Repeat the listing in full. Nothing may be added or left out.

──────

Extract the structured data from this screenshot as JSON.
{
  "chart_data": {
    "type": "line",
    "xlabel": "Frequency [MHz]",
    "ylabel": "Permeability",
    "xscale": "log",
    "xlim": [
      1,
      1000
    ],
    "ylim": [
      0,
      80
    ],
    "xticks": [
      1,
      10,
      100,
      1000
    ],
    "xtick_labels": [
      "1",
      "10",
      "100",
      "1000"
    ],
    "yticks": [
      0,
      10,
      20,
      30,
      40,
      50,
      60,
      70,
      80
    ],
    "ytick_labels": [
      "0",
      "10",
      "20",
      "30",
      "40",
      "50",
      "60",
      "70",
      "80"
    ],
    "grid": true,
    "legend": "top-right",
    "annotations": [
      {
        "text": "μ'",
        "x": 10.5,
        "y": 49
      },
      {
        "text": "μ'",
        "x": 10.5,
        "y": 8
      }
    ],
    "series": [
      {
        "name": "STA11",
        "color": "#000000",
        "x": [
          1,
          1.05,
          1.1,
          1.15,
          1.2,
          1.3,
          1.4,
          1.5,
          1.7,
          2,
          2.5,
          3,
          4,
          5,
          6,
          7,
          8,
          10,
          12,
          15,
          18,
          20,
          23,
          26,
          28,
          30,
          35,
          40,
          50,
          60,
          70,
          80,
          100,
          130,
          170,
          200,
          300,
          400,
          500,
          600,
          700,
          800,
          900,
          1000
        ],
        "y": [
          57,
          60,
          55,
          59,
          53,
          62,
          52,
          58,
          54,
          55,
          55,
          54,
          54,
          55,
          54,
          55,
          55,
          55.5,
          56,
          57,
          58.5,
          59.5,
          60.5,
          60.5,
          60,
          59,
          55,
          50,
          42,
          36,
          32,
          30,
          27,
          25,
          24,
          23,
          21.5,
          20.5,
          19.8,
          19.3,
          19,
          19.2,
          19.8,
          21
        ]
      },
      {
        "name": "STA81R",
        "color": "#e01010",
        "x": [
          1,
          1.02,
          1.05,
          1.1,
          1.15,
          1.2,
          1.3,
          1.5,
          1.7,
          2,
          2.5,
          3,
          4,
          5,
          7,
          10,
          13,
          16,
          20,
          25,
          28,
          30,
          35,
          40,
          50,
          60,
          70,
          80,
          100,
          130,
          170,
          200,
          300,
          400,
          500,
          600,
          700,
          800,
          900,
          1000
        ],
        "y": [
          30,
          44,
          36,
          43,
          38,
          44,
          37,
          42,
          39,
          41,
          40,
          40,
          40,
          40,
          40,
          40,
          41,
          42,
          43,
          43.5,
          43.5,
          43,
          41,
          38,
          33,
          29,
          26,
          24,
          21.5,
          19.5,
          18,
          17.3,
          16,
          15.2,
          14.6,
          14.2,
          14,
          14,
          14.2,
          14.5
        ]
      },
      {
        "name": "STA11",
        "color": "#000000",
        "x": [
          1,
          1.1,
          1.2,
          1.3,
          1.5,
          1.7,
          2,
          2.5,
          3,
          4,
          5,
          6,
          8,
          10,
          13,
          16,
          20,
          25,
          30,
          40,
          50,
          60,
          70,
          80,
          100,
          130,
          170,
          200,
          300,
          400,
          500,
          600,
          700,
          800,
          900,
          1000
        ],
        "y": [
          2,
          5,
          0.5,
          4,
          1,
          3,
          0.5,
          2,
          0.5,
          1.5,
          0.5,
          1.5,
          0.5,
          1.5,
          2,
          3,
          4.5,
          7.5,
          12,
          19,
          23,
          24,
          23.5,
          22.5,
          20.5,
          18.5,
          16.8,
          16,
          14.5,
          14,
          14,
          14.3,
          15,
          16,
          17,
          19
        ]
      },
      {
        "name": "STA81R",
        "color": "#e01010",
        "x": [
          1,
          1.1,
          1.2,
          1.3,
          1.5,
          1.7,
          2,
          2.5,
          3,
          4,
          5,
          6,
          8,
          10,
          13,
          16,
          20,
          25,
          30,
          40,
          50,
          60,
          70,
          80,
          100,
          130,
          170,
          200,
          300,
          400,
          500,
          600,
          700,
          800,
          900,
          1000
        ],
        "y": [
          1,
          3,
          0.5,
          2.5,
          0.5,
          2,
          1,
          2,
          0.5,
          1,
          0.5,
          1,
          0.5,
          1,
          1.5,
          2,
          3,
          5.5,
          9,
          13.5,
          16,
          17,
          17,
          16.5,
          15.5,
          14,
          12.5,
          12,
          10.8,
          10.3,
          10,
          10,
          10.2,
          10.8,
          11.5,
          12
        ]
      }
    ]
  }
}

──────

TASK RESPONSE ▸
Extract the structured data from this screenshot as JSON.
{
  "chart_data": {
    "type": "line",
    "xlabel": "Frequency [MHz]",
    "ylabel": "Permeability",
    "xscale": "log",
    "xlim": [
      1,
      1000
    ],
    "ylim": [
      0,
      80
    ],
    "xticks": [
      1,
      10,
      100,
      1000
    ],
    "xtick_labels": [
      "1",
      "10",
      "100",
      "1000"
    ],
    "yticks": [
      0,
      10,
      20,
      30,
      40,
      50,
      60,
      70,
      80
    ],
    "ytick_labels": [
      "0",
      "10",
      "20",
      "30",
      "40",
      "50",
      "60",
      "70",
      "80"
    ],
    "grid": true,
    "legend": "top-right",
    "annotations": [
      {
        "text": "μ'",
        "x": 10.5,
        "y": 49
      },
      {
        "text": "μ'",
        "x": 10.5,
        "y": 8
      }
    ],
    "series": [
      {
        "name": "STA11",
        "color": "#000000",
        "x": [
          1,
          1.05,
          1.1,
          1.15,
          1.2,
          1.3,
          1.4,
          1.5,
          1.7,
          2,
          2.5,
          3,
          4,
          5,
          6,
          7,
          8,
          10,
          12,
          15,
          18,
          20,
          23,
          26,
          28,
          30,
          35,
          40,
          50,
          60,
          70,
          80,
          100,
          130,
          170,
          200,
          300,
          400,
          500,
          600,
          700,
          800,
          900,
          1000
        ],
        "y": [
          57,
          60,
          55,
          59,
          53,
          62,
          52,
          58,
          54,
          55,
          55,
          54,
          54,
          55,
          54,
          55,
          55,
          55.5,
          56,
          57,
          58.5,
          59.5,
          60.5,
          60.5,
          60,
          59,
          55,
          50,
          42,
          36,
          32,
          30,
          27,
          25,
          24,
          23,
          21.5,
          20.5,
          19.8,
          19.3,
          19,
          19.2,
          19.8,
          21
        ]
      },
      {
        "name": "STA81R",
        "color": "#e01010",
        "x": [
          1,
          1.02,
          1.05,
          1.1,
          1.15,
          1.2,
          1.3,
          1.5,
          1.7,
          2,
          2.5,
          3,
          4,
          5,
          7,
          10,
          13,
          16,
          20,
          25,
          28,
          30,
          35,
          40,
          50,
          60,
          70,
          80,
          100,
          130,
          170,
          200,
          300,
          400,
          500,
          600,
          700,
          800,
          900,
          1000
        ],
        "y": [
          30,
          44,
          36,
          43,
          38,
          44,
          37,
          42,
          39,
          41,
          40,
          40,
          40,
          40,
          40,
          40,
          41,
          42,
          43,
          43.5,
          43.5,
          43,
          41,
          38,
          33,
          29,
          26,
          24,
          21.5,
          19.5,
          18,
          17.3,
          16,
          15.2,
          14.6,
          14.2,
          14,
          14,
          14.2,
          14.5
        ]
      },
      {
        "name": "STA11",
        "color": "#000000",
        "x": [
          1,
          1.1,
          1.2,
          1.3,
          1.5,
          1.7,
          2,
          2.5,
          3,
          4,
          5,
          6,
          8,
          10,
          13,
          16,
          20,
          25,
          30,
          40,
          50,
          60,
          70,
          80,
          100,
          130,
          170,
          200,
          300,
          400,
          500,
          600,
          700,
          800,
          900,
          1000
        ],
        "y": [
          2,
          5,
          0.5,
          4,
          1,
          3,
          0.5,
          2,
          0.5,
          1.5,
          0.5,
          1.5,
          0.5,
          1.5,
          2,
          3,
          4.5,
          7.5,
          12,
          19,
          23,
          24,
          23.5,
          22.5,
          20.5,
          18.5,
          16.8,
          16,
          14.5,
          14,
          14,
          14.3,
          15,
          16,
          17,
          19
        ]
      },
      {
        "name": "STA81R",
        "color": "#e01010",
        "x": [
          1,
          1.1,
          1.2,
          1.3,
          1.5,
          1.7,
          2,
          2.5,
          3,
          4,
          5,
          6,
          8,
          10,
          13,
          16,
          20,
          25,
          30,
          40,
          50,
          60,
          70,
          80,
          100,
          130,
          170,
          200,
          300,
          400,
          500,
          600,
          700,
          800,
          900,
          1000
        ],
        "y": [
          1,
          3,
          0.5,
          2.5,
          0.5,
          2,
          1,
          2,
          0.5,
          1,
          0.5,
          1,
          0.5,
          1,
          1.5,
          2,
          3,
          5.5,
          9,
          13.5,
          16,
          17,
          17,
          16.5,
          15.5,
          14,
          12.5,
          12,
          10.8,
          10.3,
          10,
          10,
          10.2,
          10.8,
          11.5,
          12
        ]
      }
    ]
  }
}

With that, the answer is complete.